Brano citato ▸
______

Nonostante la tua giovane età, hai tante collaborazioni importanti all’attivo… Tra i tuoi lavori più noti, ci sono i videoclip che hai realizzato per i Negramaro. Qual è stato il video con cui li hai conquistati all’inizio del vostro percorso insieme?
Io e Giuliano siamo dello stesso paese, con Andrea eravamo addirittura vicini di casa solo che tra di noi c’è una differenza di età di circa 7-8 anni e all’epoca non ci conoscevamo. Quando iniziai a fare le mie prime cose con la webcam, realizzai un video, ancora disponibile su Youtube, intitolato “Indice tenace”. Quando ho fatto questo video, ci ho messo sopra “Notturno”, un brano tratto dal primo album dei Negramaro. Qui ritorna il discorso legato all’istinto: in quel brano c’era l’atmosfera perfetta per quello che intendevo comunicare. Non so esattamente come sia arrivato nelle mani di Giuliano e di tutti i ragazzi, comunque l’hanno visto e quando poi ci siamo incontrati, per caso, in un pub a Covertino, Giuliano mi ha visto e mi ha chiesto se ero io il tipo che aveva realizzato quel video pazzo in stop motion con il brano “Notturno” e da lì è iniziato tutto. Da un giorno all’altro mi hanno chiesto di seguirli con loro in tour per documentare tutto quello che accadeva, ho lasciato il set di un film a cui stavo lavorando da due mesi e sono partito con loro. Da lì è nata un’amicizia fortissima, siamo praticamente fratelli.
In una recente intervista hai raccontato che, tra i video che hai girato per la band salentina, sei più legato a “Sei”. Ci racconti perché e quali sono le suggestioni interpretative che intendevate trasmettere attraverso il video?

______

(Voci tratte da un dataset)
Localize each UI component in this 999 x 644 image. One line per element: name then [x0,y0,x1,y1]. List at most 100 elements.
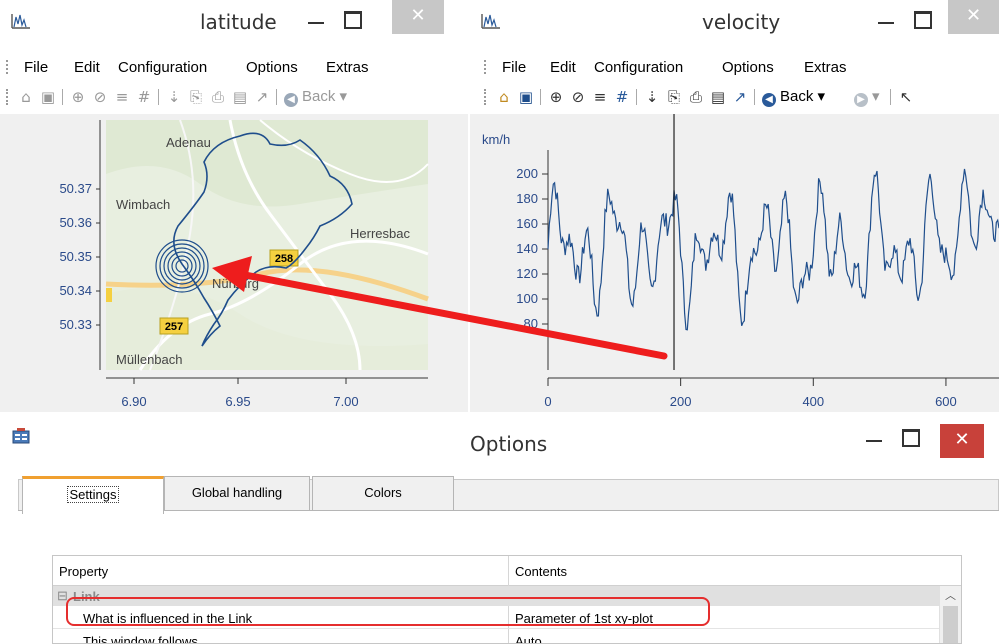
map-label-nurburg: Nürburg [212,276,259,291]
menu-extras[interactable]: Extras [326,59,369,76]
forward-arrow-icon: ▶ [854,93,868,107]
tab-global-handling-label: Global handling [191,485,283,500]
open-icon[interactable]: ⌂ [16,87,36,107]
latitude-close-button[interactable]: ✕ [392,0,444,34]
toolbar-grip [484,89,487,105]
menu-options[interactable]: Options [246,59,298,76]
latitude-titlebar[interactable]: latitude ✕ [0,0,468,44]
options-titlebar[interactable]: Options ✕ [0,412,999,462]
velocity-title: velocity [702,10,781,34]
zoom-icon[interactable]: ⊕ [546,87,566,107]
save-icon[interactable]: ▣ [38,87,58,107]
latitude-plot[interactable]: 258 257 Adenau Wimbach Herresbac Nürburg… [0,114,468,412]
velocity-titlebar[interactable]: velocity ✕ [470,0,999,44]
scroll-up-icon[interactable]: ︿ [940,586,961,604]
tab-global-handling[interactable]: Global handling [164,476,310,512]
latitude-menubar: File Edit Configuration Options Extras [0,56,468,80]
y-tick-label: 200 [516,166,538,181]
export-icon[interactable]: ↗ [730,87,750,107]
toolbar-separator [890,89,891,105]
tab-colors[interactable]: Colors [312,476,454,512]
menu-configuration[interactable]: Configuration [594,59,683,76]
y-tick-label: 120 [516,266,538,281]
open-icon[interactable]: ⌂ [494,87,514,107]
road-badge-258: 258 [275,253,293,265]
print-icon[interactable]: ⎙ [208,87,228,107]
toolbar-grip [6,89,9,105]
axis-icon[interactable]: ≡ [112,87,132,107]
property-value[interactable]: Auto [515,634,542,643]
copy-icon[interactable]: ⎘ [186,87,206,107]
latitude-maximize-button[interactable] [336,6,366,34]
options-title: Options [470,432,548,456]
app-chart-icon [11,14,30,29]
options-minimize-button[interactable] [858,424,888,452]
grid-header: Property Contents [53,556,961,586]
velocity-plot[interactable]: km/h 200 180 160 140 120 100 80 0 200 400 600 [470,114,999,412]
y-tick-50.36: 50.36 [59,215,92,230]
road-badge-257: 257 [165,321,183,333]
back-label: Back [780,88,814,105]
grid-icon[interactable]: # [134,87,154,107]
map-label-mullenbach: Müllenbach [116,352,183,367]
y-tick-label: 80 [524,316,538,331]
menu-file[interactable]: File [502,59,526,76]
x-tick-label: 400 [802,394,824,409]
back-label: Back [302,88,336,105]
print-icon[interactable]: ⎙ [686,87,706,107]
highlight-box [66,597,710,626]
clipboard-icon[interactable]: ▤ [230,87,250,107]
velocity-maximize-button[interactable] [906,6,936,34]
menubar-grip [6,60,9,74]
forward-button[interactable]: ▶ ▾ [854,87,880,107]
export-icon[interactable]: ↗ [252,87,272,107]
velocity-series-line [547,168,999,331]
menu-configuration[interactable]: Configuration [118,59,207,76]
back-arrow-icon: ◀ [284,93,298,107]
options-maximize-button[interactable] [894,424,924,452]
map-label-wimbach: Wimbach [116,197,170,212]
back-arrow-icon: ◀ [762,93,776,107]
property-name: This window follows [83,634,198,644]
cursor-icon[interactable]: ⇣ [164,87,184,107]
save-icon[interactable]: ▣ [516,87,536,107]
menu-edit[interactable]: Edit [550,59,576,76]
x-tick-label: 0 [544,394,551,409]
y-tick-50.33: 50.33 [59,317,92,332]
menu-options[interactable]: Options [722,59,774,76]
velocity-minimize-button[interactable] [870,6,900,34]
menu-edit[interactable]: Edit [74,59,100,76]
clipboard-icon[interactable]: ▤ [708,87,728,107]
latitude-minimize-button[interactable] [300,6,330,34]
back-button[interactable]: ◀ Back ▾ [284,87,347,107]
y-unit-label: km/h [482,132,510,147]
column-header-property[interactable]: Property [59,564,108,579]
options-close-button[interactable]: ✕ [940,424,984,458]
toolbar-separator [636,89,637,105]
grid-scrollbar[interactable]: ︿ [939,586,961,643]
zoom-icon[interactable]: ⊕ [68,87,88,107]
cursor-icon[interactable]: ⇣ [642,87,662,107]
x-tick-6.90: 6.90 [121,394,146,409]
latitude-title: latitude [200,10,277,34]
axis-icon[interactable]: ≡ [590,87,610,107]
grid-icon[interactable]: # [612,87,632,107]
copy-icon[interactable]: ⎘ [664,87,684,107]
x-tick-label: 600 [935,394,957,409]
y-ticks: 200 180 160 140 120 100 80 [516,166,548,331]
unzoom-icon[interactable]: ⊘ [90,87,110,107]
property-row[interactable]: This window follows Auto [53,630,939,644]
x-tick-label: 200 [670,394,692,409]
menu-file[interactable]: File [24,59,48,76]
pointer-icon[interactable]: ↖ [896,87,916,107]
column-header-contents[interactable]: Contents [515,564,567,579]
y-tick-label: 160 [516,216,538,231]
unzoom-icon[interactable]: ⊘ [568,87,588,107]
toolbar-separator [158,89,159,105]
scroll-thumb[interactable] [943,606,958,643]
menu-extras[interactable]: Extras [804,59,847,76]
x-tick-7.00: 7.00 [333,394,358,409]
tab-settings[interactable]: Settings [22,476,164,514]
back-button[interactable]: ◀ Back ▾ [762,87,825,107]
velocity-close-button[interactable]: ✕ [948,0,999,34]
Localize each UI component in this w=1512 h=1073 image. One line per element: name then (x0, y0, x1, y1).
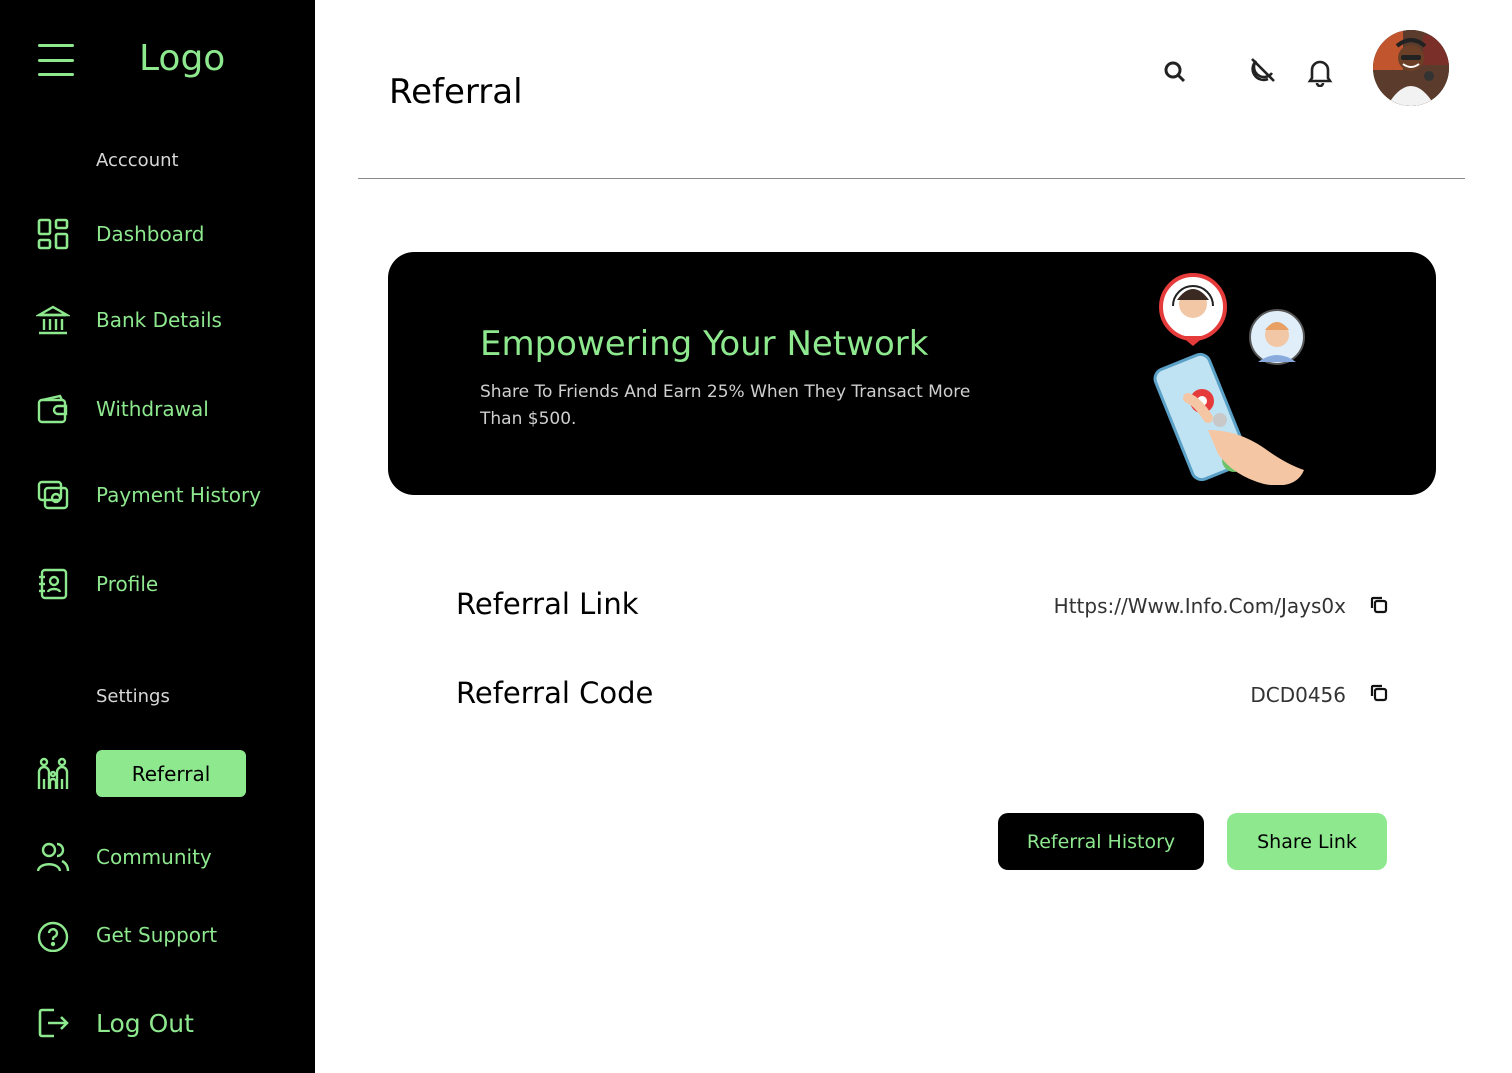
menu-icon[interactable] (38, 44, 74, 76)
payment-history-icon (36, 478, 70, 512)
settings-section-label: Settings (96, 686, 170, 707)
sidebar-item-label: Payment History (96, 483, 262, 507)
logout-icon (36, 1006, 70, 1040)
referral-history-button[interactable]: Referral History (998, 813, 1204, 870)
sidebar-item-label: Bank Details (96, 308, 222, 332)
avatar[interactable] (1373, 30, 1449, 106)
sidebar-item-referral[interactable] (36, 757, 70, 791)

______

Esercizio breve 1 ▸
Ripeti parola per parola la parte dell'intervista sui videoclip per i Negramaro compresa tra "Nonostante la tua" e "vostro percorso insieme?", estremi inclusi.
Esercizio breve 2 ▸
Riproduci esattamente le righe dell'elenco che vanno da quella contenente "menu-icon[interactable] (38, 44, 74, 76)" fino alla fine dell'elenco, compresa la riga iniziale.

Soluzione dell'esercizio 1 ▸
Nonostante la tua giovane età, hai tante collaborazioni importanti all’attivo… Tra i tuoi lavori più noti, ci sono i videoclip che hai realizzato per i Negramaro. Qual è stato il video con cui li hai conquistati all’inizio del vostro percorso insieme?

Soluzione dell'esercizio 2 ▸
menu-icon[interactable] (38, 44, 74, 76)
payment-history-icon (36, 478, 70, 512)
settings-section-label: Settings (96, 686, 170, 707)
sidebar-item-label: Payment History (96, 483, 262, 507)
logout-icon (36, 1006, 70, 1040)
referral-history-button[interactable]: Referral History (998, 813, 1204, 870)
sidebar-item-label: Bank Details (96, 308, 222, 332)
avatar[interactable] (1373, 30, 1449, 106)
sidebar-item-referral[interactable] (36, 757, 70, 791)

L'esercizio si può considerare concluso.